Data rows:
━━━━━━
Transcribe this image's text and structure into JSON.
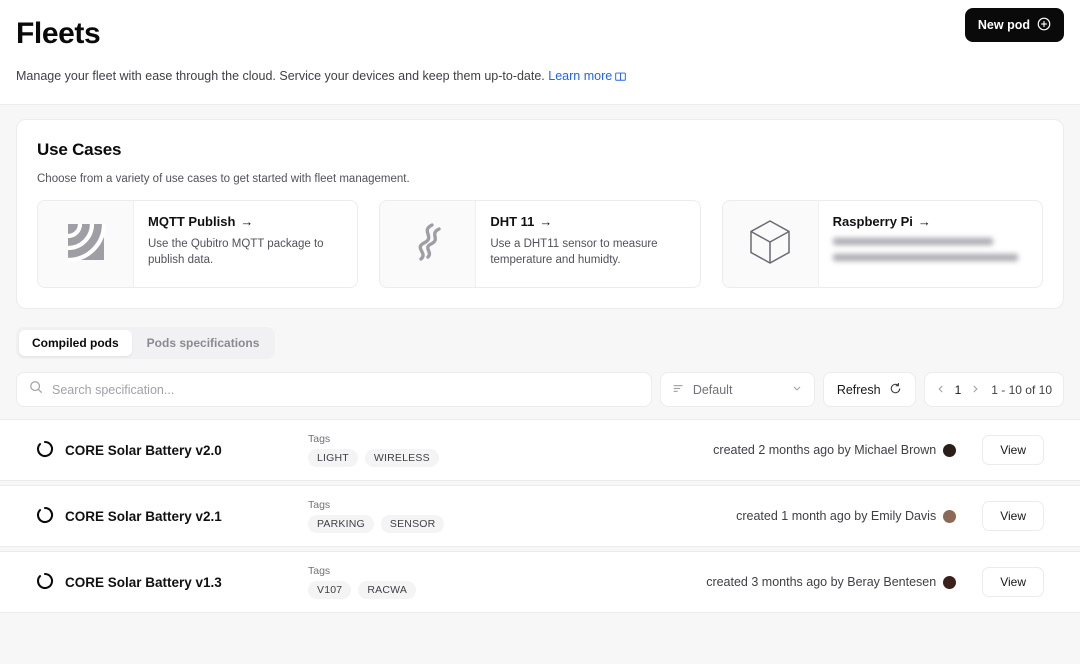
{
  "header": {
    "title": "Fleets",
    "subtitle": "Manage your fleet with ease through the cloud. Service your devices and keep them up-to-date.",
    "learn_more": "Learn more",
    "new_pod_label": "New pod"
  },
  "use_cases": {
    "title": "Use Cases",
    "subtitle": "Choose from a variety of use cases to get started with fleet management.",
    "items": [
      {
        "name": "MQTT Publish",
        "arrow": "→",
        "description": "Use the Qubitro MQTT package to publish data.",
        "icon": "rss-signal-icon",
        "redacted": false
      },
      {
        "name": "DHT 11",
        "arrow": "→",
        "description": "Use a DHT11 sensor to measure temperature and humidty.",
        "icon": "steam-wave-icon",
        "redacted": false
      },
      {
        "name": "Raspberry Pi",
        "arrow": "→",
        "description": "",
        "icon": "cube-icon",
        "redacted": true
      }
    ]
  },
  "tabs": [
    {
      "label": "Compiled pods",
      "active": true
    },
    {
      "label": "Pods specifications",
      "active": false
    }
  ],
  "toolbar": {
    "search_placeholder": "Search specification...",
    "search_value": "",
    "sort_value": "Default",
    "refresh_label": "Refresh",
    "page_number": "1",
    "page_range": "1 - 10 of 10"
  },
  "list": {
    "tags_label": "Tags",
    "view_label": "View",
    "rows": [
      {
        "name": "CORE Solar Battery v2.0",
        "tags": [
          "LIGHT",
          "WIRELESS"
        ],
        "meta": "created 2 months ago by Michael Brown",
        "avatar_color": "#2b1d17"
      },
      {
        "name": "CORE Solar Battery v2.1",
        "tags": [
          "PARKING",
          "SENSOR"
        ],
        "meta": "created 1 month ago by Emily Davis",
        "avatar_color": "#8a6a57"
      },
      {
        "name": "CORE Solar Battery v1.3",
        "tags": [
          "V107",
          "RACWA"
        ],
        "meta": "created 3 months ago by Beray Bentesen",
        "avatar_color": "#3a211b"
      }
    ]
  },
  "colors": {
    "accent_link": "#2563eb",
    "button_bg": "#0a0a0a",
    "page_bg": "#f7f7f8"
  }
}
━━━━━━
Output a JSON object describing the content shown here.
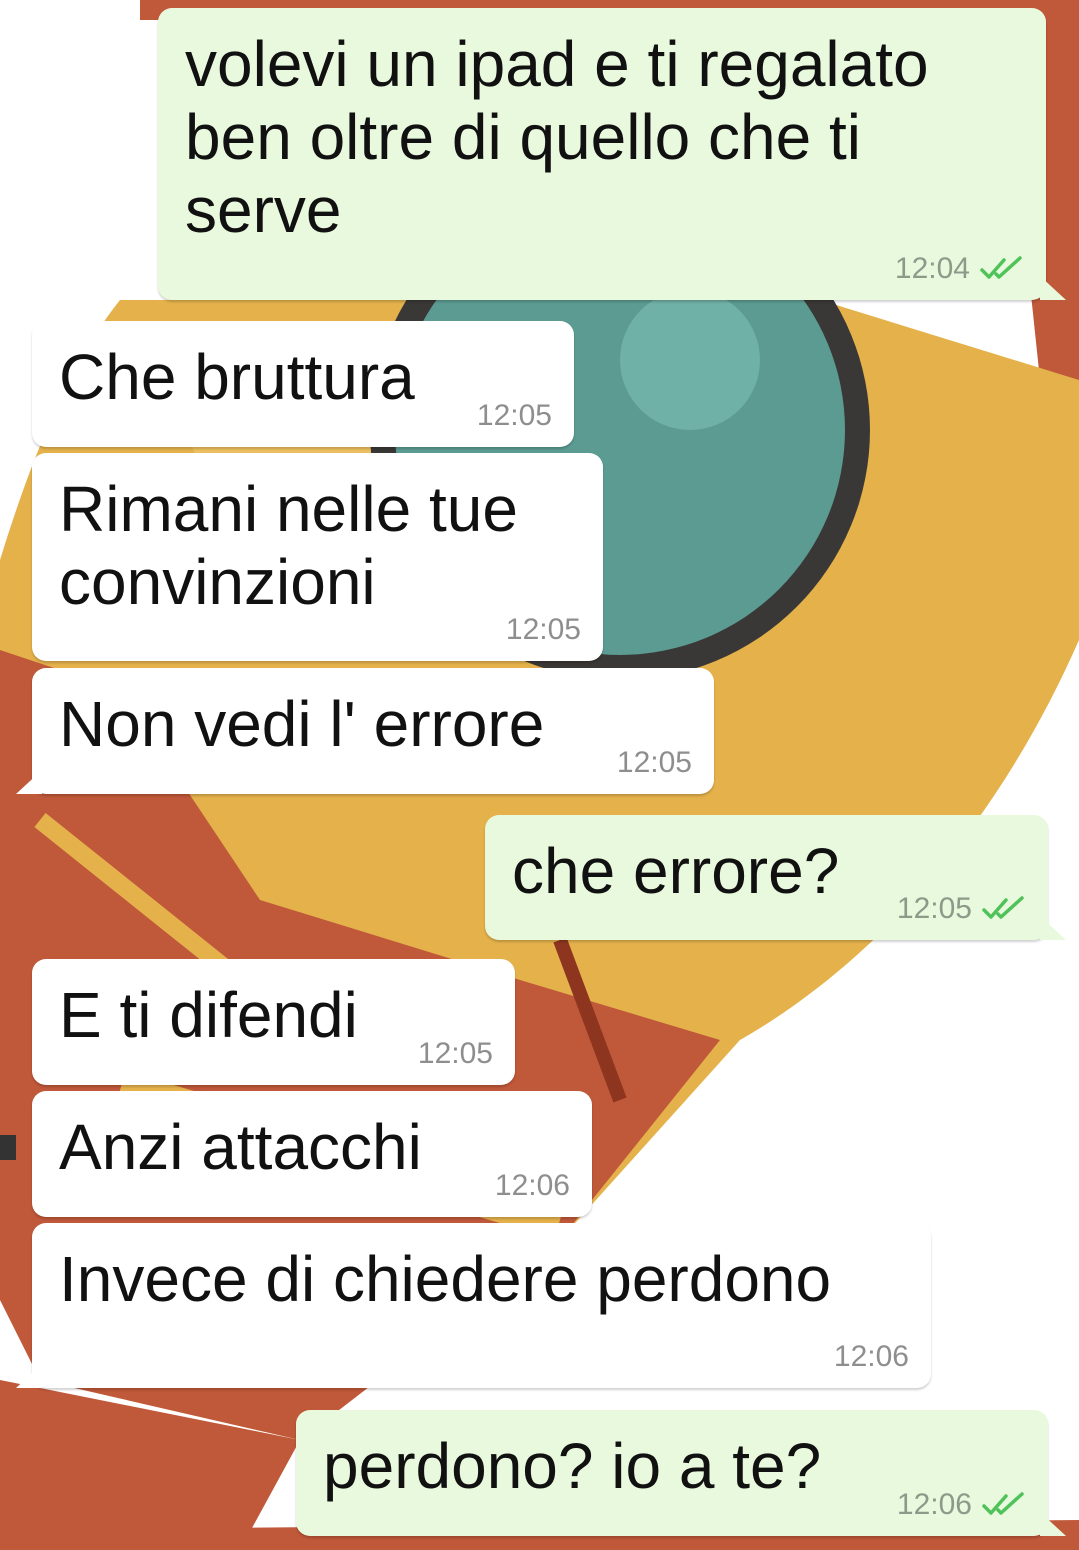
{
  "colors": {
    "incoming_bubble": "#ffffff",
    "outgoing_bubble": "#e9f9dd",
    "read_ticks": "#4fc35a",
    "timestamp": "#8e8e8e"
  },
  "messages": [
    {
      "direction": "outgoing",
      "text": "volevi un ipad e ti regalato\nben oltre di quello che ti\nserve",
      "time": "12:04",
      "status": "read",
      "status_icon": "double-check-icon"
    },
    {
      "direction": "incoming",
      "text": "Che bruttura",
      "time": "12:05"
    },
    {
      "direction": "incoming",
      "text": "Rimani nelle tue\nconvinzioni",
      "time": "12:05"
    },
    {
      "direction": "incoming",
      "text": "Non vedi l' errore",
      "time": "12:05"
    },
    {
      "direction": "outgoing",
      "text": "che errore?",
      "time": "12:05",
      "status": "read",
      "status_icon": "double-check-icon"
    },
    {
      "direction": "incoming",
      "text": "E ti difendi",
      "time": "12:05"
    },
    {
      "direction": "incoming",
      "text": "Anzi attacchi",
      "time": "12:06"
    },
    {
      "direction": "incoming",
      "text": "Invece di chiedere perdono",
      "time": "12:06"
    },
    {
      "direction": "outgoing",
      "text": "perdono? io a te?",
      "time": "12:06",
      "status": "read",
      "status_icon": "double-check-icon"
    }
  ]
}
━━━━━━
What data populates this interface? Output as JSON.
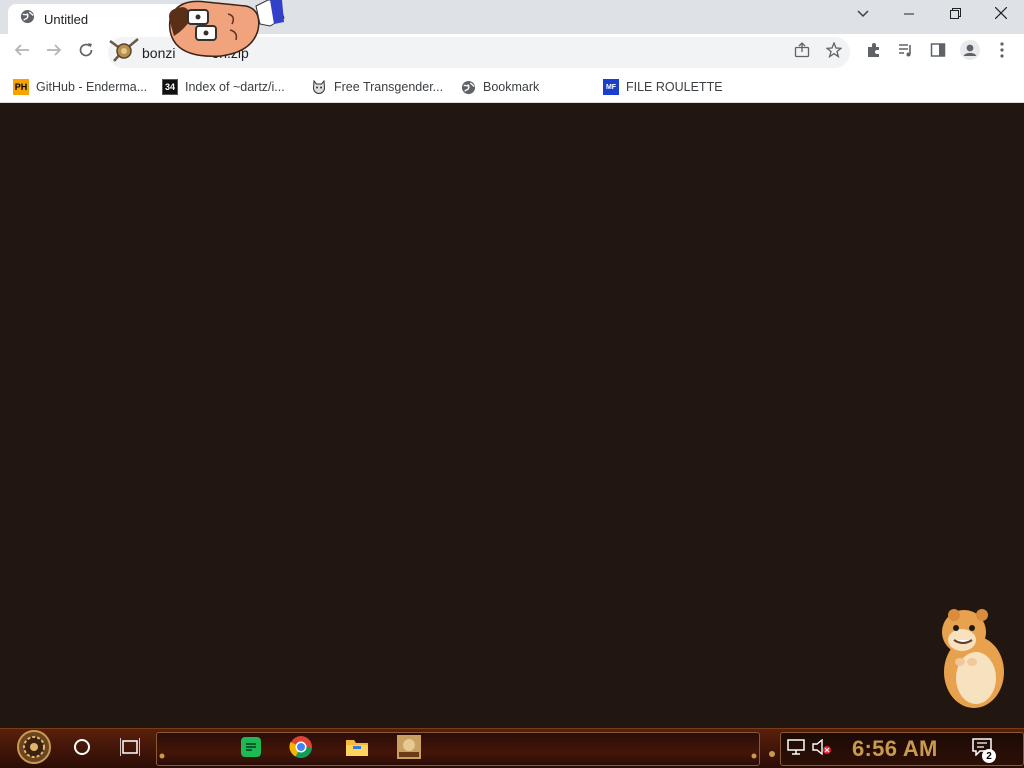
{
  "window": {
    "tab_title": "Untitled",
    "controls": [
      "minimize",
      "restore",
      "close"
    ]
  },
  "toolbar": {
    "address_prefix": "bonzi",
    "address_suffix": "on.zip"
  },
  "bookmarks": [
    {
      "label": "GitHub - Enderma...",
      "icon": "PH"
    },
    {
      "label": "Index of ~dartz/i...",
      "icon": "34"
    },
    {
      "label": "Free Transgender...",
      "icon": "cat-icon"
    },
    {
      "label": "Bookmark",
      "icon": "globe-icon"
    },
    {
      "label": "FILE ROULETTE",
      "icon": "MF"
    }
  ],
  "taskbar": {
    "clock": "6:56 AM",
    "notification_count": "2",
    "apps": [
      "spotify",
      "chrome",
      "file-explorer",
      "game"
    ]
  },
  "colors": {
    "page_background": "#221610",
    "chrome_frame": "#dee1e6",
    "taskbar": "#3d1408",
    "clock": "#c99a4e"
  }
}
━━━━━━
Stated task: The lines above form a set of records; determine how many of them contain the string "perdono" and give that number alone.

Response: 2